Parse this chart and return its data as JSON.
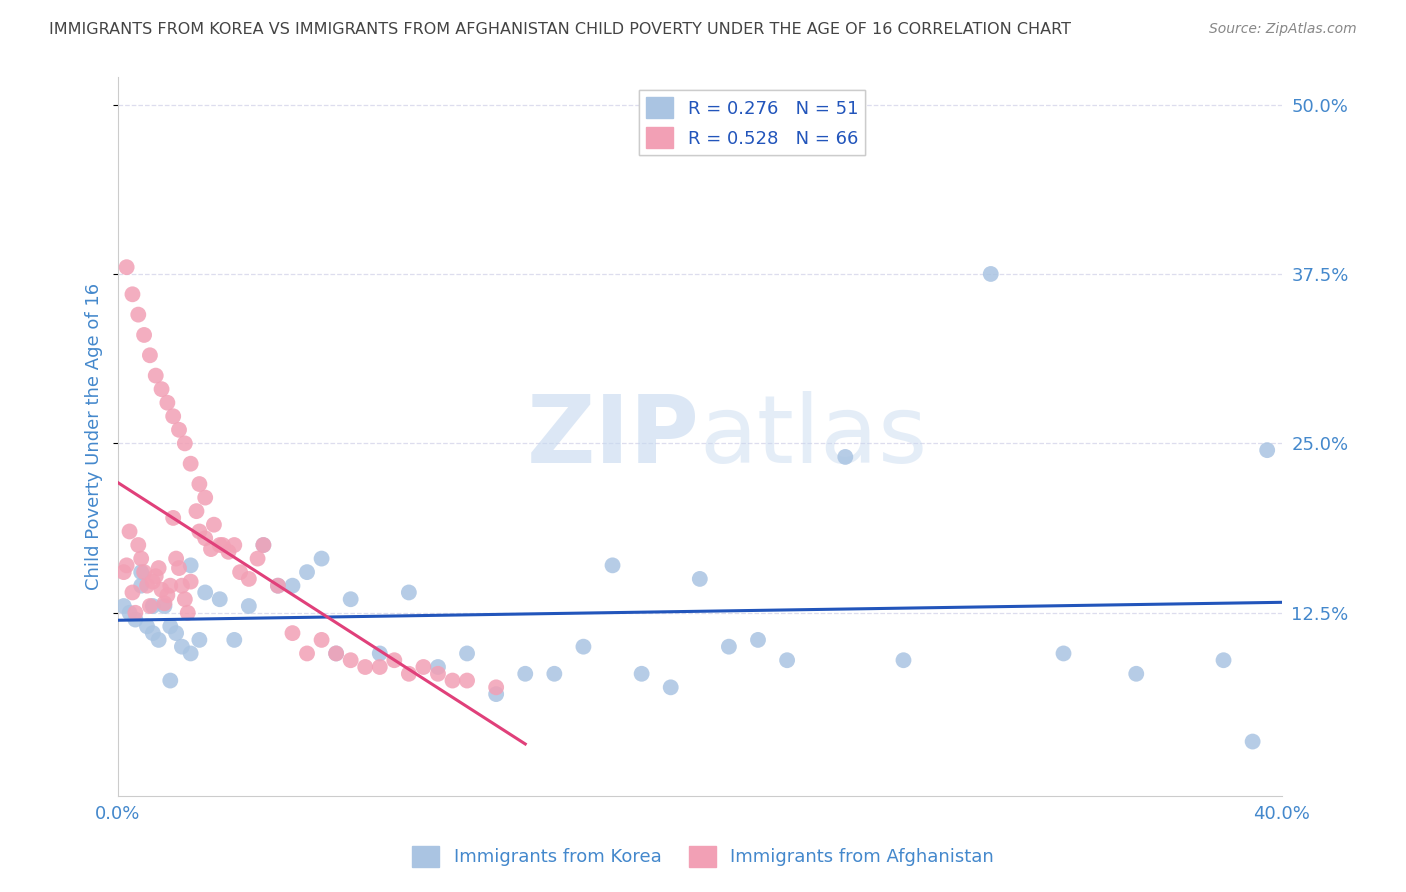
{
  "title": "IMMIGRANTS FROM KOREA VS IMMIGRANTS FROM AFGHANISTAN CHILD POVERTY UNDER THE AGE OF 16 CORRELATION CHART",
  "source": "Source: ZipAtlas.com",
  "ylabel": "Child Poverty Under the Age of 16",
  "xlim": [
    0.0,
    0.4
  ],
  "ylim": [
    -0.01,
    0.52
  ],
  "xticks": [
    0.0,
    0.1,
    0.2,
    0.3,
    0.4
  ],
  "xtick_labels": [
    "0.0%",
    "",
    "",
    "",
    "40.0%"
  ],
  "ytick_labels_right": [
    "12.5%",
    "25.0%",
    "37.5%",
    "50.0%"
  ],
  "yticks_right": [
    0.125,
    0.25,
    0.375,
    0.5
  ],
  "watermark_zip": "ZIP",
  "watermark_atlas": "atlas",
  "legend_label_korea": "R = 0.276   N = 51",
  "legend_label_afghanistan": "R = 0.528   N = 66",
  "legend_bottom_korea": "Immigrants from Korea",
  "legend_bottom_afghanistan": "Immigrants from Afghanistan",
  "korea_color": "#aac4e2",
  "afghanistan_color": "#f2a0b5",
  "korea_line_color": "#2255bb",
  "afghanistan_line_color": "#e0407a",
  "title_color": "#444444",
  "source_color": "#888888",
  "axis_label_color": "#4488cc",
  "grid_color": "#ddddee",
  "korea_scatter_x": [
    0.002,
    0.004,
    0.006,
    0.008,
    0.01,
    0.012,
    0.014,
    0.016,
    0.018,
    0.02,
    0.022,
    0.025,
    0.028,
    0.03,
    0.035,
    0.04,
    0.045,
    0.05,
    0.055,
    0.06,
    0.065,
    0.07,
    0.075,
    0.08,
    0.09,
    0.1,
    0.11,
    0.12,
    0.13,
    0.14,
    0.15,
    0.16,
    0.17,
    0.18,
    0.19,
    0.2,
    0.21,
    0.22,
    0.23,
    0.25,
    0.27,
    0.3,
    0.325,
    0.35,
    0.38,
    0.008,
    0.012,
    0.018,
    0.025,
    0.39,
    0.395
  ],
  "korea_scatter_y": [
    0.13,
    0.125,
    0.12,
    0.145,
    0.115,
    0.11,
    0.105,
    0.13,
    0.115,
    0.11,
    0.1,
    0.095,
    0.105,
    0.14,
    0.135,
    0.105,
    0.13,
    0.175,
    0.145,
    0.145,
    0.155,
    0.165,
    0.095,
    0.135,
    0.095,
    0.14,
    0.085,
    0.095,
    0.065,
    0.08,
    0.08,
    0.1,
    0.16,
    0.08,
    0.07,
    0.15,
    0.1,
    0.105,
    0.09,
    0.24,
    0.09,
    0.375,
    0.095,
    0.08,
    0.09,
    0.155,
    0.13,
    0.075,
    0.16,
    0.03,
    0.245
  ],
  "afghanistan_scatter_x": [
    0.002,
    0.003,
    0.004,
    0.005,
    0.006,
    0.007,
    0.008,
    0.009,
    0.01,
    0.011,
    0.012,
    0.013,
    0.014,
    0.015,
    0.016,
    0.017,
    0.018,
    0.019,
    0.02,
    0.021,
    0.022,
    0.023,
    0.024,
    0.025,
    0.027,
    0.028,
    0.03,
    0.032,
    0.035,
    0.038,
    0.04,
    0.042,
    0.045,
    0.048,
    0.05,
    0.055,
    0.06,
    0.065,
    0.07,
    0.075,
    0.08,
    0.085,
    0.09,
    0.095,
    0.1,
    0.105,
    0.11,
    0.115,
    0.12,
    0.13,
    0.003,
    0.005,
    0.007,
    0.009,
    0.011,
    0.013,
    0.015,
    0.017,
    0.019,
    0.021,
    0.023,
    0.025,
    0.028,
    0.03,
    0.033,
    0.036
  ],
  "afghanistan_scatter_y": [
    0.155,
    0.16,
    0.185,
    0.14,
    0.125,
    0.175,
    0.165,
    0.155,
    0.145,
    0.13,
    0.148,
    0.152,
    0.158,
    0.142,
    0.132,
    0.138,
    0.145,
    0.195,
    0.165,
    0.158,
    0.145,
    0.135,
    0.125,
    0.148,
    0.2,
    0.185,
    0.18,
    0.172,
    0.175,
    0.17,
    0.175,
    0.155,
    0.15,
    0.165,
    0.175,
    0.145,
    0.11,
    0.095,
    0.105,
    0.095,
    0.09,
    0.085,
    0.085,
    0.09,
    0.08,
    0.085,
    0.08,
    0.075,
    0.075,
    0.07,
    0.38,
    0.36,
    0.345,
    0.33,
    0.315,
    0.3,
    0.29,
    0.28,
    0.27,
    0.26,
    0.25,
    0.235,
    0.22,
    0.21,
    0.19,
    0.175
  ]
}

===============

■ Exercise objective
Repeat the records above exactly, leaving out any pictures they contain.

■ Solution
Parse this chart and return its data as JSON.
{
  "title": "IMMIGRANTS FROM KOREA VS IMMIGRANTS FROM AFGHANISTAN CHILD POVERTY UNDER THE AGE OF 16 CORRELATION CHART",
  "source": "Source: ZipAtlas.com",
  "ylabel": "Child Poverty Under the Age of 16",
  "xlim": [
    0.0,
    0.4
  ],
  "ylim": [
    -0.01,
    0.52
  ],
  "xticks": [
    0.0,
    0.1,
    0.2,
    0.3,
    0.4
  ],
  "xtick_labels": [
    "0.0%",
    "",
    "",
    "",
    "40.0%"
  ],
  "ytick_labels_right": [
    "12.5%",
    "25.0%",
    "37.5%",
    "50.0%"
  ],
  "yticks_right": [
    0.125,
    0.25,
    0.375,
    0.5
  ],
  "watermark_zip": "ZIP",
  "watermark_atlas": "atlas",
  "legend_label_korea": "R = 0.276   N = 51",
  "legend_label_afghanistan": "R = 0.528   N = 66",
  "legend_bottom_korea": "Immigrants from Korea",
  "legend_bottom_afghanistan": "Immigrants from Afghanistan",
  "korea_color": "#aac4e2",
  "afghanistan_color": "#f2a0b5",
  "korea_line_color": "#2255bb",
  "afghanistan_line_color": "#e0407a",
  "title_color": "#444444",
  "source_color": "#888888",
  "axis_label_color": "#4488cc",
  "grid_color": "#ddddee",
  "korea_scatter_x": [
    0.002,
    0.004,
    0.006,
    0.008,
    0.01,
    0.012,
    0.014,
    0.016,
    0.018,
    0.02,
    0.022,
    0.025,
    0.028,
    0.03,
    0.035,
    0.04,
    0.045,
    0.05,
    0.055,
    0.06,
    0.065,
    0.07,
    0.075,
    0.08,
    0.09,
    0.1,
    0.11,
    0.12,
    0.13,
    0.14,
    0.15,
    0.16,
    0.17,
    0.18,
    0.19,
    0.2,
    0.21,
    0.22,
    0.23,
    0.25,
    0.27,
    0.3,
    0.325,
    0.35,
    0.38,
    0.008,
    0.012,
    0.018,
    0.025,
    0.39,
    0.395
  ],
  "korea_scatter_y": [
    0.13,
    0.125,
    0.12,
    0.145,
    0.115,
    0.11,
    0.105,
    0.13,
    0.115,
    0.11,
    0.1,
    0.095,
    0.105,
    0.14,
    0.135,
    0.105,
    0.13,
    0.175,
    0.145,
    0.145,
    0.155,
    0.165,
    0.095,
    0.135,
    0.095,
    0.14,
    0.085,
    0.095,
    0.065,
    0.08,
    0.08,
    0.1,
    0.16,
    0.08,
    0.07,
    0.15,
    0.1,
    0.105,
    0.09,
    0.24,
    0.09,
    0.375,
    0.095,
    0.08,
    0.09,
    0.155,
    0.13,
    0.075,
    0.16,
    0.03,
    0.245
  ],
  "afghanistan_scatter_x": [
    0.002,
    0.003,
    0.004,
    0.005,
    0.006,
    0.007,
    0.008,
    0.009,
    0.01,
    0.011,
    0.012,
    0.013,
    0.014,
    0.015,
    0.016,
    0.017,
    0.018,
    0.019,
    0.02,
    0.021,
    0.022,
    0.023,
    0.024,
    0.025,
    0.027,
    0.028,
    0.03,
    0.032,
    0.035,
    0.038,
    0.04,
    0.042,
    0.045,
    0.048,
    0.05,
    0.055,
    0.06,
    0.065,
    0.07,
    0.075,
    0.08,
    0.085,
    0.09,
    0.095,
    0.1,
    0.105,
    0.11,
    0.115,
    0.12,
    0.13,
    0.003,
    0.005,
    0.007,
    0.009,
    0.011,
    0.013,
    0.015,
    0.017,
    0.019,
    0.021,
    0.023,
    0.025,
    0.028,
    0.03,
    0.033,
    0.036
  ],
  "afghanistan_scatter_y": [
    0.155,
    0.16,
    0.185,
    0.14,
    0.125,
    0.175,
    0.165,
    0.155,
    0.145,
    0.13,
    0.148,
    0.152,
    0.158,
    0.142,
    0.132,
    0.138,
    0.145,
    0.195,
    0.165,
    0.158,
    0.145,
    0.135,
    0.125,
    0.148,
    0.2,
    0.185,
    0.18,
    0.172,
    0.175,
    0.17,
    0.175,
    0.155,
    0.15,
    0.165,
    0.175,
    0.145,
    0.11,
    0.095,
    0.105,
    0.095,
    0.09,
    0.085,
    0.085,
    0.09,
    0.08,
    0.085,
    0.08,
    0.075,
    0.075,
    0.07,
    0.38,
    0.36,
    0.345,
    0.33,
    0.315,
    0.3,
    0.29,
    0.28,
    0.27,
    0.26,
    0.25,
    0.235,
    0.22,
    0.21,
    0.19,
    0.175
  ]
}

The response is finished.